## PROBLEM DESCRIPTION
Transcribe the entries below exactly; leave every image out.

***** THE INPUT *****

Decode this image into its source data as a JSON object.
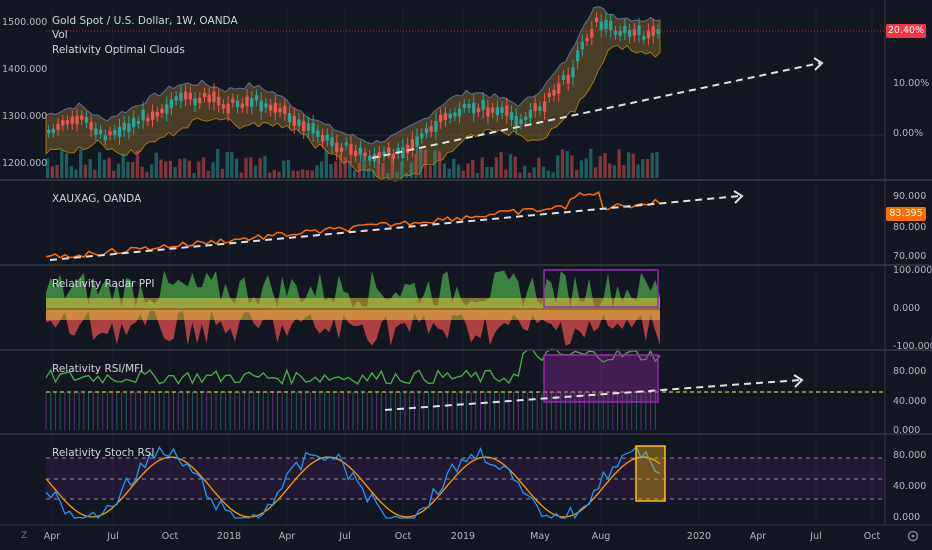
{
  "main_pane": {
    "title": "Gold Spot / U.S. Dollar, 1W, OANDA",
    "vol_label": "Vol",
    "indicator_label": "Relativity Optimal Clouds",
    "left_ticks": [
      "1500.000",
      "1400.000",
      "1300.000",
      "1200.000"
    ],
    "right_ticks": [
      "10.00%",
      "0.00%"
    ],
    "badge": "20.40%",
    "badge_color": "#f23645"
  },
  "xauxag_pane": {
    "title": "XAUXAG, OANDA",
    "right_ticks": [
      "90.000",
      "80.000",
      "70.000"
    ],
    "badge": "83.395",
    "badge_color": "#ff6d00"
  },
  "radar_pane": {
    "title": "Relativity Radar PPI",
    "right_ticks": [
      "100.000",
      "0.000",
      "-100.000"
    ]
  },
  "rsi_pane": {
    "title": "Relativity RSI/MFI",
    "right_ticks": [
      "80.000",
      "40.000",
      "0.000"
    ]
  },
  "stoch_pane": {
    "title": "Relativity Stoch RSI",
    "right_ticks": [
      "80.000",
      "40.000",
      "0.000"
    ]
  },
  "time_axis": [
    "Apr",
    "Jul",
    "Oct",
    "2018",
    "Apr",
    "Jul",
    "Oct",
    "2019",
    "May",
    "Aug",
    "2020",
    "Apr",
    "Jul",
    "Oct"
  ],
  "corner_icon": "Z",
  "colors": {
    "background": "#131722",
    "up_candle": "#26a69a",
    "down_candle": "#ef5350",
    "xauxag_line": "#ff6d00",
    "rsi_line": "#4caf50",
    "stoch_k": "#2196f3",
    "stoch_d": "#ff9800",
    "highlight_box": "#9c27b0",
    "stoch_highlight": "#ffc107"
  }
}
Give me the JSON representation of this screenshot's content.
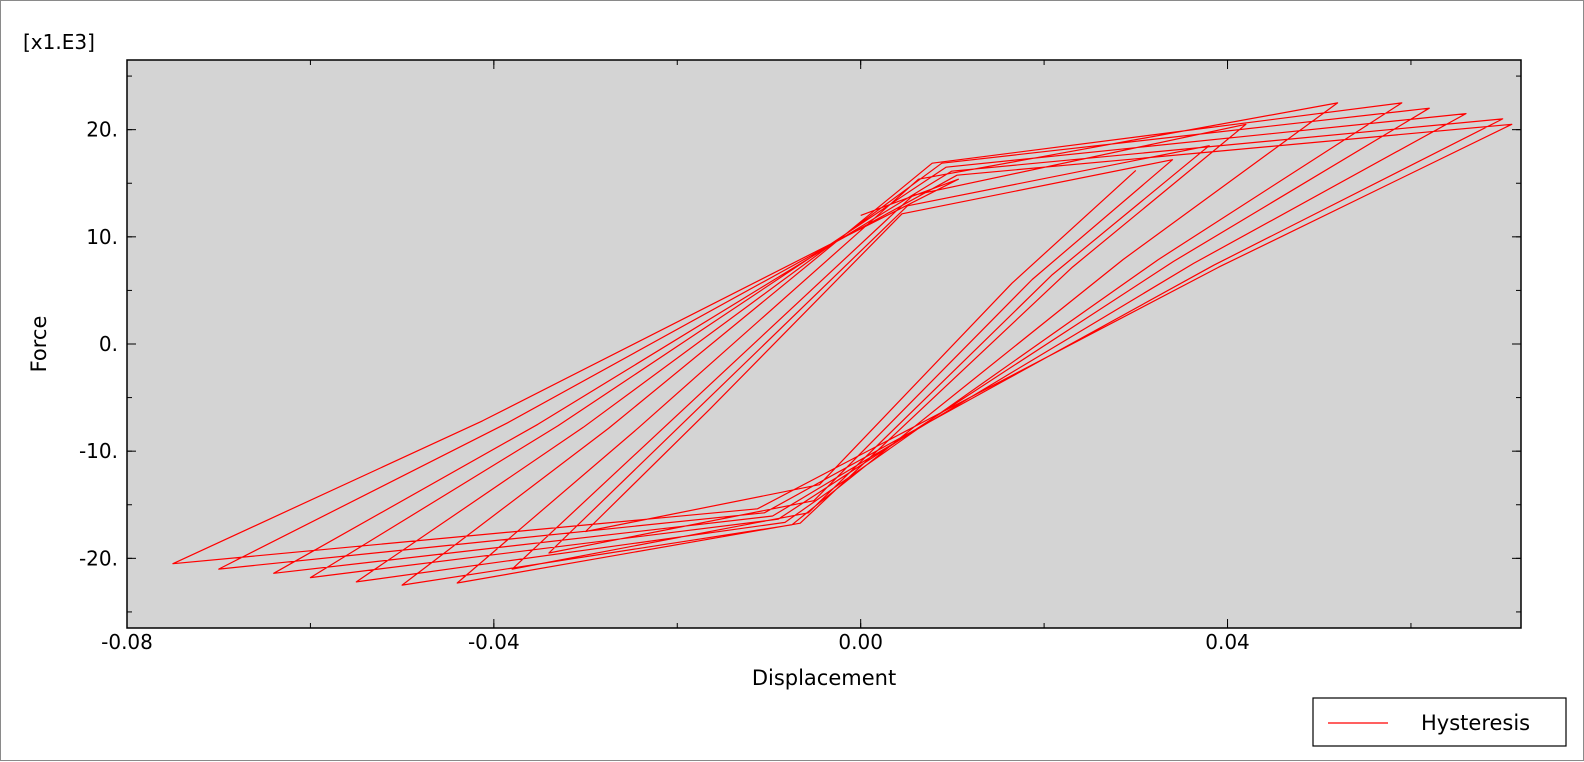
{
  "chart_data": {
    "type": "line",
    "xlabel": "Displacement",
    "ylabel": "Force",
    "y_multiplier": "[x1.E3]",
    "xlim": [
      -0.08,
      0.072
    ],
    "ylim": [
      -26.5,
      26.5
    ],
    "x_ticks": [
      -0.08,
      -0.04,
      0.0,
      0.04
    ],
    "x_tick_labels": [
      "-0.08",
      "-0.04",
      "0.00",
      "0.04"
    ],
    "y_ticks": [
      -20,
      -10,
      0,
      10,
      20
    ],
    "y_tick_labels": [
      "-20.",
      "-10.",
      "0.",
      "10.",
      "20."
    ],
    "plot_background": "#d4d4d4",
    "legend": {
      "position": "bottom-right",
      "entries": [
        {
          "label": "Hysteresis",
          "color": "#ff0000"
        }
      ]
    },
    "series": [
      {
        "name": "Hysteresis",
        "color": "#ff0000",
        "loops": [
          {
            "xmax": 0.03,
            "ymax": 16.2,
            "xmin": -0.03,
            "ymin": -17.5
          },
          {
            "xmax": 0.034,
            "ymax": 17.2,
            "xmin": -0.034,
            "ymin": -19.5
          },
          {
            "xmax": 0.038,
            "ymax": 18.5,
            "xmin": -0.038,
            "ymin": -21.0
          },
          {
            "xmax": 0.042,
            "ymax": 20.5,
            "xmin": -0.044,
            "ymin": -22.3
          },
          {
            "xmax": 0.052,
            "ymax": 22.5,
            "xmin": -0.05,
            "ymin": -22.5
          },
          {
            "xmax": 0.059,
            "ymax": 22.5,
            "xmin": -0.055,
            "ymin": -22.2
          },
          {
            "xmax": 0.062,
            "ymax": 22.0,
            "xmin": -0.06,
            "ymin": -21.8
          },
          {
            "xmax": 0.066,
            "ymax": 21.5,
            "xmin": -0.064,
            "ymin": -21.4
          },
          {
            "xmax": 0.07,
            "ymax": 21.0,
            "xmin": -0.07,
            "ymin": -21.0
          },
          {
            "xmax": 0.071,
            "ymax": 20.5,
            "xmin": -0.075,
            "ymin": -20.5
          }
        ],
        "end_point": {
          "x": 0.0,
          "y": 12.0
        }
      }
    ]
  }
}
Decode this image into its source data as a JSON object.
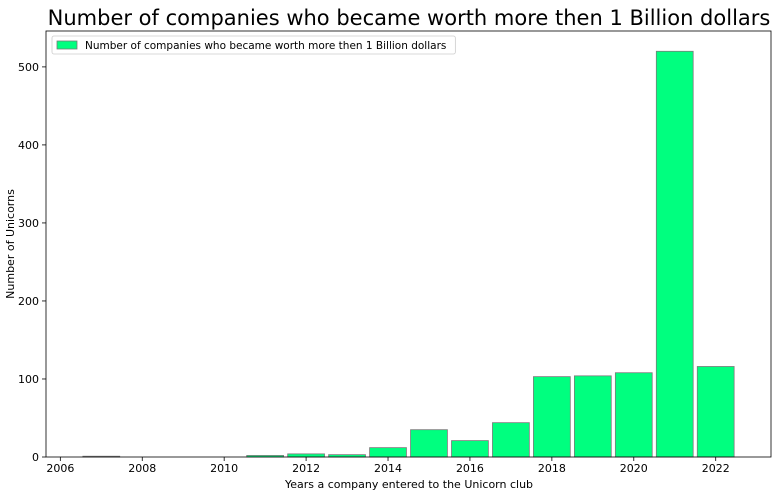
{
  "chart_data": {
    "type": "bar",
    "title": "Number of companies who became worth more then 1 Billion dollars",
    "xlabel": "Years a company entered to the Unicorn club",
    "ylabel": "Number of Unicorns",
    "legend_position": "top-left",
    "grid": false,
    "xlim": [
      2005.65,
      2023.35
    ],
    "ylim": [
      0,
      546
    ],
    "xticks": [
      2006,
      2008,
      2010,
      2012,
      2014,
      2016,
      2018,
      2020,
      2022
    ],
    "yticks": [
      0,
      100,
      200,
      300,
      400,
      500
    ],
    "bar_color": "#00ff7f",
    "bar_edge_color": "#7a7a7a",
    "series": [
      {
        "name": "Number of companies who became worth more then 1 Billion dollars",
        "x": [
          2007,
          2011,
          2012,
          2013,
          2014,
          2015,
          2016,
          2017,
          2018,
          2019,
          2020,
          2021,
          2022
        ],
        "values": [
          1,
          2,
          4,
          3,
          12,
          35,
          21,
          44,
          103,
          104,
          108,
          520,
          116
        ]
      }
    ]
  }
}
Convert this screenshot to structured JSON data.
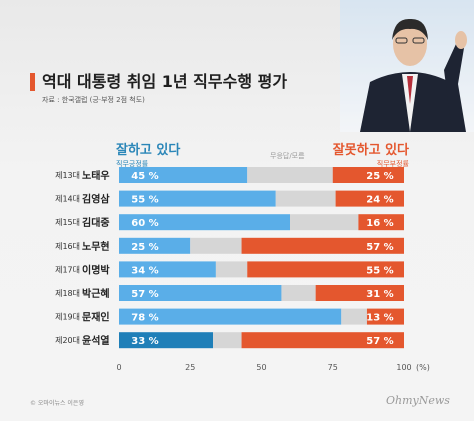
{
  "header": {
    "title": "역대 대통령 취임 1년 직무수행 평가",
    "source": "자료 : 한국갤럽 (긍·부정 2점 척도)"
  },
  "legend": {
    "positive_label": "잘하고 있다",
    "positive_sub": "직무긍정률",
    "neutral_sub": "무응답/모름",
    "negative_label": "잘못하고 있다",
    "negative_sub": "직무부정률"
  },
  "footer": {
    "copyright": "© 오마이뉴스 이은영",
    "logo": "OhmyNews"
  },
  "chart_data": {
    "type": "bar",
    "orientation": "horizontal",
    "stacked": true,
    "categories": [
      {
        "term": "제13대",
        "name": "노태우"
      },
      {
        "term": "제14대",
        "name": "김영삼"
      },
      {
        "term": "제15대",
        "name": "김대중"
      },
      {
        "term": "제16대",
        "name": "노무현"
      },
      {
        "term": "제17대",
        "name": "이명박"
      },
      {
        "term": "제18대",
        "name": "박근혜"
      },
      {
        "term": "제19대",
        "name": "문재인"
      },
      {
        "term": "제20대",
        "name": "윤석열"
      }
    ],
    "series": [
      {
        "name": "잘하고 있다",
        "values": [
          45,
          55,
          60,
          25,
          34,
          57,
          78,
          33
        ]
      },
      {
        "name": "무응답/모름",
        "values": [
          30,
          21,
          24,
          18,
          11,
          12,
          9,
          10
        ]
      },
      {
        "name": "잘못하고 있다",
        "values": [
          25,
          24,
          16,
          57,
          55,
          31,
          13,
          57
        ]
      }
    ],
    "value_suffix": "%",
    "x_ticks": [
      "0",
      "25",
      "50",
      "75",
      "100"
    ],
    "x_unit": "(%)",
    "xlim": [
      0,
      100
    ],
    "highlight_index": 7,
    "colors": {
      "positive": "#5aaee8",
      "positive_highlight": "#1f7fb8",
      "neutral": "#d6d6d6",
      "negative": "#e4572e",
      "label": "#ffffff"
    }
  }
}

*****

## TASK ANSWER
Decode this image into its source data as a JSON object.
{
  "main_pane": {
    "title": "Gold Spot / U.S. Dollar, 1W, OANDA",
    "vol_label": "Vol",
    "indicator_label": "Relativity Optimal Clouds",
    "left_ticks": [
      "1500.000",
      "1400.000",
      "1300.000",
      "1200.000"
    ],
    "right_ticks": [
      "10.00%",
      "0.00%"
    ],
    "badge": "20.40%",
    "badge_color": "#f23645"
  },
  "xauxag_pane": {
    "title": "XAUXAG, OANDA",
    "right_ticks": [
      "90.000",
      "80.000",
      "70.000"
    ],
    "badge": "83.395",
    "badge_color": "#ff6d00"
  },
  "radar_pane": {
    "title": "Relativity Radar PPI",
    "right_ticks": [
      "100.000",
      "0.000",
      "-100.000"
    ]
  },
  "rsi_pane": {
    "title": "Relativity RSI/MFI",
    "right_ticks": [
      "80.000",
      "40.000",
      "0.000"
    ]
  },
  "stoch_pane": {
    "title": "Relativity Stoch RSI",
    "right_ticks": [
      "80.000",
      "40.000",
      "0.000"
    ]
  },
  "time_axis": [
    "Apr",
    "Jul",
    "Oct",
    "2018",
    "Apr",
    "Jul",
    "Oct",
    "2019",
    "May",
    "Aug",
    "2020",
    "Apr",
    "Jul",
    "Oct"
  ],
  "corner_icon": "Z",
  "colors": {
    "background": "#131722",
    "up_candle": "#26a69a",
    "down_candle": "#ef5350",
    "xauxag_line": "#ff6d00",
    "rsi_line": "#4caf50",
    "stoch_k": "#2196f3",
    "stoch_d": "#ff9800",
    "highlight_box": "#9c27b0",
    "stoch_highlight": "#ffc107"
  }
}
Give me the JSON representation of this screenshot's content.
{
  "chart_data": {
    "type": "line",
    "xlabel": "Displacement",
    "ylabel": "Force",
    "y_multiplier": "[x1.E3]",
    "xlim": [
      -0.08,
      0.072
    ],
    "ylim": [
      -26.5,
      26.5
    ],
    "x_ticks": [
      -0.08,
      -0.04,
      0.0,
      0.04
    ],
    "x_tick_labels": [
      "-0.08",
      "-0.04",
      "0.00",
      "0.04"
    ],
    "y_ticks": [
      -20,
      -10,
      0,
      10,
      20
    ],
    "y_tick_labels": [
      "-20.",
      "-10.",
      "0.",
      "10.",
      "20."
    ],
    "plot_background": "#d4d4d4",
    "legend": {
      "position": "bottom-right",
      "entries": [
        {
          "label": "Hysteresis",
          "color": "#ff0000"
        }
      ]
    },
    "series": [
      {
        "name": "Hysteresis",
        "color": "#ff0000",
        "loops": [
          {
            "xmax": 0.03,
            "ymax": 16.2,
            "xmin": -0.03,
            "ymin": -17.5
          },
          {
            "xmax": 0.034,
            "ymax": 17.2,
            "xmin": -0.034,
            "ymin": -19.5
          },
          {
            "xmax": 0.038,
            "ymax": 18.5,
            "xmin": -0.038,
            "ymin": -21.0
          },
          {
            "xmax": 0.042,
            "ymax": 20.5,
            "xmin": -0.044,
            "ymin": -22.3
          },
          {
            "xmax": 0.052,
            "ymax": 22.5,
            "xmin": -0.05,
            "ymin": -22.5
          },
          {
            "xmax": 0.059,
            "ymax": 22.5,
            "xmin": -0.055,
            "ymin": -22.2
          },
          {
            "xmax": 0.062,
            "ymax": 22.0,
            "xmin": -0.06,
            "ymin": -21.8
          },
          {
            "xmax": 0.066,
            "ymax": 21.5,
            "xmin": -0.064,
            "ymin": -21.4
          },
          {
            "xmax": 0.07,
            "ymax": 21.0,
            "xmin": -0.07,
            "ymin": -21.0
          },
          {
            "xmax": 0.071,
            "ymax": 20.5,
            "xmin": -0.075,
            "ymin": -20.5
          }
        ],
        "end_point": {
          "x": 0.0,
          "y": 12.0
        }
      }
    ]
  }
}
Decode this image into its source data as a JSON object.
{
  "chart_data": {
    "type": "bar",
    "title": "Number of companies who became worth more then 1 Billion dollars",
    "xlabel": "Years a company entered to the Unicorn club",
    "ylabel": "Number of Unicorns",
    "legend_position": "top-left",
    "grid": false,
    "xlim": [
      2005.65,
      2023.35
    ],
    "ylim": [
      0,
      546
    ],
    "xticks": [
      2006,
      2008,
      2010,
      2012,
      2014,
      2016,
      2018,
      2020,
      2022
    ],
    "yticks": [
      0,
      100,
      200,
      300,
      400,
      500
    ],
    "bar_color": "#00ff7f",
    "bar_edge_color": "#7a7a7a",
    "series": [
      {
        "name": "Number of companies who became worth more then 1 Billion dollars",
        "x": [
          2007,
          2011,
          2012,
          2013,
          2014,
          2015,
          2016,
          2017,
          2018,
          2019,
          2020,
          2021,
          2022
        ],
        "values": [
          1,
          2,
          4,
          3,
          12,
          35,
          21,
          44,
          103,
          104,
          108,
          520,
          116
        ]
      }
    ]
  }
}
Convert this screenshot to structured JSON data.
{
  "header": {
    "title": "역대 대통령 취임 1년 직무수행 평가",
    "source": "자료 : 한국갤럽 (긍·부정 2점 척도)"
  },
  "legend": {
    "positive_label": "잘하고 있다",
    "positive_sub": "직무긍정률",
    "neutral_sub": "무응답/모름",
    "negative_label": "잘못하고 있다",
    "negative_sub": "직무부정률"
  },
  "footer": {
    "copyright": "© 오마이뉴스 이은영",
    "logo": "OhmyNews"
  },
  "chart_data": {
    "type": "bar",
    "orientation": "horizontal",
    "stacked": true,
    "categories": [
      {
        "term": "제13대",
        "name": "노태우"
      },
      {
        "term": "제14대",
        "name": "김영삼"
      },
      {
        "term": "제15대",
        "name": "김대중"
      },
      {
        "term": "제16대",
        "name": "노무현"
      },
      {
        "term": "제17대",
        "name": "이명박"
      },
      {
        "term": "제18대",
        "name": "박근혜"
      },
      {
        "term": "제19대",
        "name": "문재인"
      },
      {
        "term": "제20대",
        "name": "윤석열"
      }
    ],
    "series": [
      {
        "name": "잘하고 있다",
        "values": [
          45,
          55,
          60,
          25,
          34,
          57,
          78,
          33
        ]
      },
      {
        "name": "무응답/모름",
        "values": [
          30,
          21,
          24,
          18,
          11,
          12,
          9,
          10
        ]
      },
      {
        "name": "잘못하고 있다",
        "values": [
          25,
          24,
          16,
          57,
          55,
          31,
          13,
          57
        ]
      }
    ],
    "value_suffix": "%",
    "x_ticks": [
      "0",
      "25",
      "50",
      "75",
      "100"
    ],
    "x_unit": "(%)",
    "xlim": [
      0,
      100
    ],
    "highlight_index": 7,
    "colors": {
      "positive": "#5aaee8",
      "positive_highlight": "#1f7fb8",
      "neutral": "#d6d6d6",
      "negative": "#e4572e",
      "label": "#ffffff"
    }
  }
}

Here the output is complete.